┌─ Source records

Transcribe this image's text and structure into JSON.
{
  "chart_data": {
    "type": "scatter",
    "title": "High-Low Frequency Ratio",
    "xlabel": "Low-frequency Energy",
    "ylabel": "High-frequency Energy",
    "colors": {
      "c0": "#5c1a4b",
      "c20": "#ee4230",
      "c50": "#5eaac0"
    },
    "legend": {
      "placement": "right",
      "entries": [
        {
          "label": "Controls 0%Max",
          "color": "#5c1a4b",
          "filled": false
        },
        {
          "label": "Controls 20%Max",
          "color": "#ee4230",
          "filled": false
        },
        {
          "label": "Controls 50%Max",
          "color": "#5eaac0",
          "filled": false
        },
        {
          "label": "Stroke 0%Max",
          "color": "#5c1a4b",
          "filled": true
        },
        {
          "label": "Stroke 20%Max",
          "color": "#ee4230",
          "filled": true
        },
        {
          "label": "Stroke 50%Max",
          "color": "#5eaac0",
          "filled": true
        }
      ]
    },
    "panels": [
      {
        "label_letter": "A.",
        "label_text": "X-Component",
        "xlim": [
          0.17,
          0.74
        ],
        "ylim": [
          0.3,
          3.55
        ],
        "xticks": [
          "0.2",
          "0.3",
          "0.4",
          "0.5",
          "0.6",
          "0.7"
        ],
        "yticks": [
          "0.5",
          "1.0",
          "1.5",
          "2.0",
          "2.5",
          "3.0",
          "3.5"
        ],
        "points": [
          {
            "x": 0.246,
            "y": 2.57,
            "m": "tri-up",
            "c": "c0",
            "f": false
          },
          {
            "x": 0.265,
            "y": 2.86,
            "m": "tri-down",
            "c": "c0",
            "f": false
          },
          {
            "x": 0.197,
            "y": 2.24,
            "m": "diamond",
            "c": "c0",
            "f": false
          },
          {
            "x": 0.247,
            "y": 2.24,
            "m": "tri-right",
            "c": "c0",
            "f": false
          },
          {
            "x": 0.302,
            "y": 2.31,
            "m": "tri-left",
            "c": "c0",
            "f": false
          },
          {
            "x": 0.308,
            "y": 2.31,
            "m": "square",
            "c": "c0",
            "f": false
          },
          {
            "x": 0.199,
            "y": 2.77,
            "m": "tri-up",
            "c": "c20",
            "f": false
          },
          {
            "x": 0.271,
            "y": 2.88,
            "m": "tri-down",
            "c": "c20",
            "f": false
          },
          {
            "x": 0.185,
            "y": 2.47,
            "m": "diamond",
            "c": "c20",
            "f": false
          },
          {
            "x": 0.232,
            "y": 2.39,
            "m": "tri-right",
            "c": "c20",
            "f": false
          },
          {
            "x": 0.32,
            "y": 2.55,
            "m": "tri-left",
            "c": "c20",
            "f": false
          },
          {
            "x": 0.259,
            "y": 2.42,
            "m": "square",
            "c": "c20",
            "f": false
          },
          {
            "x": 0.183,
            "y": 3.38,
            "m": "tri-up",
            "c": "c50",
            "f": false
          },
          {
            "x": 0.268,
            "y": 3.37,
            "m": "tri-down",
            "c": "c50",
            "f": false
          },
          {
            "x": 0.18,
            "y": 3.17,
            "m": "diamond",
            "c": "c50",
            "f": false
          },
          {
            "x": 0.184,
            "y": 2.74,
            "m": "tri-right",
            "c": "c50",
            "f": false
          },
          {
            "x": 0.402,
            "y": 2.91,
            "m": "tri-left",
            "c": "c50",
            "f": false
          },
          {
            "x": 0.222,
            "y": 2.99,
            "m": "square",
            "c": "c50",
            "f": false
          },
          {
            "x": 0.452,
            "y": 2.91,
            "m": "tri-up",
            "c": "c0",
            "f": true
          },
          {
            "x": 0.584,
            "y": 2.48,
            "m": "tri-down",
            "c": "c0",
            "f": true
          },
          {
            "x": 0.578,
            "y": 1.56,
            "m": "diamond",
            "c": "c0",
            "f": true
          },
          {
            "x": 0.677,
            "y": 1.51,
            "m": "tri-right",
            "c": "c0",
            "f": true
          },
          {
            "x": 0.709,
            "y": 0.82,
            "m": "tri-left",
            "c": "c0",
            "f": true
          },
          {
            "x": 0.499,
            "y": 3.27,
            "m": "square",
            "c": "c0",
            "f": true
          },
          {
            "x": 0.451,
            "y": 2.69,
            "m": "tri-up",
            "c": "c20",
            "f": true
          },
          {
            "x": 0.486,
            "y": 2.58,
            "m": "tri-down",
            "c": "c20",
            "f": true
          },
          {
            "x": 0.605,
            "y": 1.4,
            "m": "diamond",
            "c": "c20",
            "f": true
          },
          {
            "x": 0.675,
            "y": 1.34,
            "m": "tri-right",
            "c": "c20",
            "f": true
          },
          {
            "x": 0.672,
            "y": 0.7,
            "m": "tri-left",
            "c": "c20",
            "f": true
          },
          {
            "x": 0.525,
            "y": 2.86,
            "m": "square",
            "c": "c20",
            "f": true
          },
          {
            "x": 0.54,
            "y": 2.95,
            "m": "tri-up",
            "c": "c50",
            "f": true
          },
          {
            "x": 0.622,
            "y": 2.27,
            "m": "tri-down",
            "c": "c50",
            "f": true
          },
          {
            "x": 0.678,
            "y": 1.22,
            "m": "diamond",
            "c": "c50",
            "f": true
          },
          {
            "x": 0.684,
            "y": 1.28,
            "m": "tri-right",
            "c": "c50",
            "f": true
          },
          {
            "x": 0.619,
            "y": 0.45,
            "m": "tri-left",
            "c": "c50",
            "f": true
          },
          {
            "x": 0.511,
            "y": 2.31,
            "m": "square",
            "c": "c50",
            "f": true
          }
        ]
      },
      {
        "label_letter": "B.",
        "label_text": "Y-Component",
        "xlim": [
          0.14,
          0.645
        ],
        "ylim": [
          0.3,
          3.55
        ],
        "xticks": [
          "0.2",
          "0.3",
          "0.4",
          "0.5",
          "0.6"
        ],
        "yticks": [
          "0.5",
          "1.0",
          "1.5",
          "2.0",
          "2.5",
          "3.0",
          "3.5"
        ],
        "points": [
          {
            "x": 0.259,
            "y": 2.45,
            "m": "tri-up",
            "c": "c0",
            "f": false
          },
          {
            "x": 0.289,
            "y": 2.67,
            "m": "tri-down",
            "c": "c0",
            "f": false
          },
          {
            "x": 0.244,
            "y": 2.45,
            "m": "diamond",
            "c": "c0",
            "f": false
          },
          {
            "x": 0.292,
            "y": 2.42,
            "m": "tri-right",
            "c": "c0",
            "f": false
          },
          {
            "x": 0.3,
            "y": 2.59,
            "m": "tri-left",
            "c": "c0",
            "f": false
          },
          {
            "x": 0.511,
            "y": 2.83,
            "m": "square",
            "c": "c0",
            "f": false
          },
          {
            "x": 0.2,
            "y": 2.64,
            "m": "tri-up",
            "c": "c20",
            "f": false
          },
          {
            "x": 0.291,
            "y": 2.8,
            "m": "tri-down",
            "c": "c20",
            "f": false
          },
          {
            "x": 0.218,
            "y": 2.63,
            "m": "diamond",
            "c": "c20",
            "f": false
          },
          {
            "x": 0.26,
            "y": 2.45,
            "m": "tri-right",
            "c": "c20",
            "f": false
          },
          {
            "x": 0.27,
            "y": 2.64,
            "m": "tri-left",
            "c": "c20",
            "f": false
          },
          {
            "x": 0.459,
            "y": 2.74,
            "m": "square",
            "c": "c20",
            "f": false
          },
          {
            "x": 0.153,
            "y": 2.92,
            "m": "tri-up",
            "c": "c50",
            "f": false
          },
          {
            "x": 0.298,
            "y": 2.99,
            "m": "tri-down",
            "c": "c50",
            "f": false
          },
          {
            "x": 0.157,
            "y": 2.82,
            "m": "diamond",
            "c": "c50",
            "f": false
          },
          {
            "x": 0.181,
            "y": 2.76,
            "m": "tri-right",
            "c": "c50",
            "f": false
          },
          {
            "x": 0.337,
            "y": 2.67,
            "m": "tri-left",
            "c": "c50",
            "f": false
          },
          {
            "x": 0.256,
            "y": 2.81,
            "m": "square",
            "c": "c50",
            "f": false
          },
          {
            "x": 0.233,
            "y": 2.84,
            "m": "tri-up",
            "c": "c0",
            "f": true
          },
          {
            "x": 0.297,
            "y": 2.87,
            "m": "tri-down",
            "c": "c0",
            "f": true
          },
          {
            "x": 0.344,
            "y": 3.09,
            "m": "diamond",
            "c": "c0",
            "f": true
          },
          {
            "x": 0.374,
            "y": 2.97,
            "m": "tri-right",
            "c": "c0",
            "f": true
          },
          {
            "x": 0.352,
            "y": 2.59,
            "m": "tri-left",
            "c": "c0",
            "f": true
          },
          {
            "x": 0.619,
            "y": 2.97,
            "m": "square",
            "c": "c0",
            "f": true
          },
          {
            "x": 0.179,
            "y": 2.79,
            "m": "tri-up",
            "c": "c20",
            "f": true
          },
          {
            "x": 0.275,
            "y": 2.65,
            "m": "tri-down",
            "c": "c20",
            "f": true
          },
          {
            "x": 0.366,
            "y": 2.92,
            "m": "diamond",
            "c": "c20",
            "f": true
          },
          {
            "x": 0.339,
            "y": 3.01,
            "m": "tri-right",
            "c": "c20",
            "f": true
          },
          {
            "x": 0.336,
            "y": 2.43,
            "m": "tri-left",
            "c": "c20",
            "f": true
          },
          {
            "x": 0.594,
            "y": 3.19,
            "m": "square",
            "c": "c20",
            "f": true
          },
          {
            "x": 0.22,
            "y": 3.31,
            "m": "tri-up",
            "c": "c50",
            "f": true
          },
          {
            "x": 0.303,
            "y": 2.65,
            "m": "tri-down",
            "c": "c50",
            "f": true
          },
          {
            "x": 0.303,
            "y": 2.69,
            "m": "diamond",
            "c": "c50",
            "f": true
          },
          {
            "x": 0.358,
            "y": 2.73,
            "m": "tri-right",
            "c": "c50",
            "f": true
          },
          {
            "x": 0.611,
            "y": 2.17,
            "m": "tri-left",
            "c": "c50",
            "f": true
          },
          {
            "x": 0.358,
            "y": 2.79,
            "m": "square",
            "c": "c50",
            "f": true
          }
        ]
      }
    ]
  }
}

└─

**Short exercise**
Using the entries above, return each line that includes the word "Controls".

**Finished answer**
          "label": "Controls 0%Max",
          "label": "Controls 20%Max",
          "label": "Controls 50%Max",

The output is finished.